> **BRIEF**:
The entries below should be transcribed in their entirety, exactly as written.

> **ROWS**:
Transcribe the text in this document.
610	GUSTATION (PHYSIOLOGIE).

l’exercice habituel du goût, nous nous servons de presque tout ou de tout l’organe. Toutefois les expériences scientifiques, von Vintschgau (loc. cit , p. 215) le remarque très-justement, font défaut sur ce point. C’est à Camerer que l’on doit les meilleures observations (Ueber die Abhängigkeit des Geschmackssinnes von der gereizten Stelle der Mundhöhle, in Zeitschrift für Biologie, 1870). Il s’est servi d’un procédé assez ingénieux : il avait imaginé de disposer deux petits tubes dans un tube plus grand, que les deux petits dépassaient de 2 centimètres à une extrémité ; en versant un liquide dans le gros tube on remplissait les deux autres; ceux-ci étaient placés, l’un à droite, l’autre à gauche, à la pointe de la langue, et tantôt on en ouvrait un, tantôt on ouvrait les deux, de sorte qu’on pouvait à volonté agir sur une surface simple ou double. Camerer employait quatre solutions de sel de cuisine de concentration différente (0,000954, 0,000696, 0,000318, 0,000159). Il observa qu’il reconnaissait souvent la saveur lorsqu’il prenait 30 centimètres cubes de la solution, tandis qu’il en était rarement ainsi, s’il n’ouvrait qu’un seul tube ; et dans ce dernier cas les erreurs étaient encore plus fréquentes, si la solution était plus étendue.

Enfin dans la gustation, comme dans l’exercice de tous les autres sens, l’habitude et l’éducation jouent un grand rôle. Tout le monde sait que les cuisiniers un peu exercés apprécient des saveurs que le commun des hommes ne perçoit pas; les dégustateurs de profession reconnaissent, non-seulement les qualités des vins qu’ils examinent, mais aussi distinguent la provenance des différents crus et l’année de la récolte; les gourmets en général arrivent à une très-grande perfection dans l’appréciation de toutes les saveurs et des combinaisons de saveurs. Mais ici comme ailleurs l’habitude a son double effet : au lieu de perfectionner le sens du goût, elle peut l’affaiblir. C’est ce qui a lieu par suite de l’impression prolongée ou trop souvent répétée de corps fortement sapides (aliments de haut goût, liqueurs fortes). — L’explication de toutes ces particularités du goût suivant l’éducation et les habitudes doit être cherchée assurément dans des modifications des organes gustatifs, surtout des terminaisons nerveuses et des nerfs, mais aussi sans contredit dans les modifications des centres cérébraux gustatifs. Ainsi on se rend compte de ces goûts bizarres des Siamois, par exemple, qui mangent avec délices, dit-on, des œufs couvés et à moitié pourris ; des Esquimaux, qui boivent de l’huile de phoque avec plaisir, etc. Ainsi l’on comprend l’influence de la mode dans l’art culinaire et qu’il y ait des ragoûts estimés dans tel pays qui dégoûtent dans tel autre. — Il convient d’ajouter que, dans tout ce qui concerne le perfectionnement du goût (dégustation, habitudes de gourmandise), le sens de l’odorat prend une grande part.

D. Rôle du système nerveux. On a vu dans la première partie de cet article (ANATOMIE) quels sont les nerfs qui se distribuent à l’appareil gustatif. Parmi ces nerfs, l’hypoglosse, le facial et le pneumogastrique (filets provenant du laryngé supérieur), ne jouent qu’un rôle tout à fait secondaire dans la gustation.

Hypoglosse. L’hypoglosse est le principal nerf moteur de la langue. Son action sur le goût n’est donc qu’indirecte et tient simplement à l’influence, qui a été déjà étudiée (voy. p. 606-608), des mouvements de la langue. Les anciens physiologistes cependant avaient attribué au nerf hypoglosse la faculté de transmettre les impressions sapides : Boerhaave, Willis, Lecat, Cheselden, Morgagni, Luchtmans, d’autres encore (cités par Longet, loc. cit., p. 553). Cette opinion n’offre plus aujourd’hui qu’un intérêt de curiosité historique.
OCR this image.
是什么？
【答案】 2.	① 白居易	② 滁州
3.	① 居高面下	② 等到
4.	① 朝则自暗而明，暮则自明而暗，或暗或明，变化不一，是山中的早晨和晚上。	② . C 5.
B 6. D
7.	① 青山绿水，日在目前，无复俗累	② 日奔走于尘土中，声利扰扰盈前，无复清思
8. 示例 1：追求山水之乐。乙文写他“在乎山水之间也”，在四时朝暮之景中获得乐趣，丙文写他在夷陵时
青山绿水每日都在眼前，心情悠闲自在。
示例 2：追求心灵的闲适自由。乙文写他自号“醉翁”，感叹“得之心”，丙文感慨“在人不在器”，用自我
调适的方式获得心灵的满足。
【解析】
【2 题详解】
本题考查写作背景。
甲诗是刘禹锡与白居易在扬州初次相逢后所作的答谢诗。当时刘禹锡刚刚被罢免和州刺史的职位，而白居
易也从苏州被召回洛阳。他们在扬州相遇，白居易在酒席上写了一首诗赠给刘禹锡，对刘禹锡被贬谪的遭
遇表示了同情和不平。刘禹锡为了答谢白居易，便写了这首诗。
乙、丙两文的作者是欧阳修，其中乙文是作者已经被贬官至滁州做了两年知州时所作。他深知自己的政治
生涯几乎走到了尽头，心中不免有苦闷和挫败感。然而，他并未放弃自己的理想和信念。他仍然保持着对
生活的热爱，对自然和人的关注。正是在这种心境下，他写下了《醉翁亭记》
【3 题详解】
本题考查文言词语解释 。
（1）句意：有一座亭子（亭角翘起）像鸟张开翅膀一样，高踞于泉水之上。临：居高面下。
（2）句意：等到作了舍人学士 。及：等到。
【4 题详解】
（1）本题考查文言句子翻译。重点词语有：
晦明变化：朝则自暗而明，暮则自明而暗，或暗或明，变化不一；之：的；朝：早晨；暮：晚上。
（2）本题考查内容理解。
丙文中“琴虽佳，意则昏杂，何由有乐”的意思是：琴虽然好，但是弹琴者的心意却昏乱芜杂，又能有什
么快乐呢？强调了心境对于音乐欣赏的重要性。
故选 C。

> **PROBLEM SOLUTION**:
Transcribe the text in this document.
610	GUSTATION (PHYSIOLOGIE).

l’exercice habituel du goût, nous nous servons de presque tout ou de tout l’organe. Toutefois les expériences scientifiques, von Vintschgau (loc. cit , p. 215) le remarque très-justement, font défaut sur ce point. C’est à Camerer que l’on doit les meilleures observations (Ueber die Abhängigkeit des Geschmackssinnes von der gereizten Stelle der Mundhöhle, in Zeitschrift für Biologie, 1870). Il s’est servi d’un procédé assez ingénieux : il avait imaginé de disposer deux petits tubes dans un tube plus grand, que les deux petits dépassaient de 2 centimètres à une extrémité ; en versant un liquide dans le gros tube on remplissait les deux autres; ceux-ci étaient placés, l’un à droite, l’autre à gauche, à la pointe de la langue, et tantôt on en ouvrait un, tantôt on ouvrait les deux, de sorte qu’on pouvait à volonté agir sur une surface simple ou double. Camerer employait quatre solutions de sel de cuisine de concentration différente (0,000954, 0,000696, 0,000318, 0,000159). Il observa qu’il reconnaissait souvent la saveur lorsqu’il prenait 30 centimètres cubes de la solution, tandis qu’il en était rarement ainsi, s’il n’ouvrait qu’un seul tube ; et dans ce dernier cas les erreurs étaient encore plus fréquentes, si la solution était plus étendue.

Enfin dans la gustation, comme dans l’exercice de tous les autres sens, l’habitude et l’éducation jouent un grand rôle. Tout le monde sait que les cuisiniers un peu exercés apprécient des saveurs que le commun des hommes ne perçoit pas; les dégustateurs de profession reconnaissent, non-seulement les qualités des vins qu’ils examinent, mais aussi distinguent la provenance des différents crus et l’année de la récolte; les gourmets en général arrivent à une très-grande perfection dans l’appréciation de toutes les saveurs et des combinaisons de saveurs. Mais ici comme ailleurs l’habitude a son double effet : au lieu de perfectionner le sens du goût, elle peut l’affaiblir. C’est ce qui a lieu par suite de l’impression prolongée ou trop souvent répétée de corps fortement sapides (aliments de haut goût, liqueurs fortes). — L’explication de toutes ces particularités du goût suivant l’éducation et les habitudes doit être cherchée assurément dans des modifications des organes gustatifs, surtout des terminaisons nerveuses et des nerfs, mais aussi sans contredit dans les modifications des centres cérébraux gustatifs. Ainsi on se rend compte de ces goûts bizarres des Siamois, par exemple, qui mangent avec délices, dit-on, des œufs couvés et à moitié pourris ; des Esquimaux, qui boivent de l’huile de phoque avec plaisir, etc. Ainsi l’on comprend l’influence de la mode dans l’art culinaire et qu’il y ait des ragoûts estimés dans tel pays qui dégoûtent dans tel autre. — Il convient d’ajouter que, dans tout ce qui concerne le perfectionnement du goût (dégustation, habitudes de gourmandise), le sens de l’odorat prend une grande part.

D. Rôle du système nerveux. On a vu dans la première partie de cet article (ANATOMIE) quels sont les nerfs qui se distribuent à l’appareil gustatif. Parmi ces nerfs, l’hypoglosse, le facial et le pneumogastrique (filets provenant du laryngé supérieur), ne jouent qu’un rôle tout à fait secondaire dans la gustation.

Hypoglosse. L’hypoglosse est le principal nerf moteur de la langue. Son action sur le goût n’est donc qu’indirecte et tient simplement à l’influence, qui a été déjà étudiée (voy. p. 606-608), des mouvements de la langue. Les anciens physiologistes cependant avaient attribué au nerf hypoglosse la faculté de transmettre les impressions sapides : Boerhaave, Willis, Lecat, Cheselden, Morgagni, Luchtmans, d’autres encore (cités par Longet, loc. cit., p. 553). Cette opinion n’offre plus aujourd’hui qu’un intérêt de curiosité historique.
OCR this image.
是什么？
【答案】 2.	① 白居易	② 滁州
3.	① 居高面下	② 等到
4.	① 朝则自暗而明，暮则自明而暗，或暗或明，变化不一，是山中的早晨和晚上。	② . C 5.
B 6. D
7.	① 青山绿水，日在目前，无复俗累	② 日奔走于尘土中，声利扰扰盈前，无复清思
8. 示例 1：追求山水之乐。乙文写他“在乎山水之间也”，在四时朝暮之景中获得乐趣，丙文写他在夷陵时
青山绿水每日都在眼前，心情悠闲自在。
示例 2：追求心灵的闲适自由。乙文写他自号“醉翁”，感叹“得之心”，丙文感慨“在人不在器”，用自我
调适的方式获得心灵的满足。
【解析】
【2 题详解】
本题考查写作背景。
甲诗是刘禹锡与白居易在扬州初次相逢后所作的答谢诗。当时刘禹锡刚刚被罢免和州刺史的职位，而白居
易也从苏州被召回洛阳。他们在扬州相遇，白居易在酒席上写了一首诗赠给刘禹锡，对刘禹锡被贬谪的遭
遇表示了同情和不平。刘禹锡为了答谢白居易，便写了这首诗。
乙、丙两文的作者是欧阳修，其中乙文是作者已经被贬官至滁州做了两年知州时所作。他深知自己的政治
生涯几乎走到了尽头，心中不免有苦闷和挫败感。然而，他并未放弃自己的理想和信念。他仍然保持着对
生活的热爱，对自然和人的关注。正是在这种心境下，他写下了《醉翁亭记》
【3 题详解】
本题考查文言词语解释 。
（1）句意：有一座亭子（亭角翘起）像鸟张开翅膀一样，高踞于泉水之上。临：居高面下。
（2）句意：等到作了舍人学士 。及：等到。
【4 题详解】
（1）本题考查文言句子翻译。重点词语有：
晦明变化：朝则自暗而明，暮则自明而暗，或暗或明，变化不一；之：的；朝：早晨；暮：晚上。
（2）本题考查内容理解。
丙文中“琴虽佳，意则昏杂，何由有乐”的意思是：琴虽然好，但是弹琴者的心意却昏乱芜杂，又能有什
么快乐呢？强调了心境对于音乐欣赏的重要性。
故选 C。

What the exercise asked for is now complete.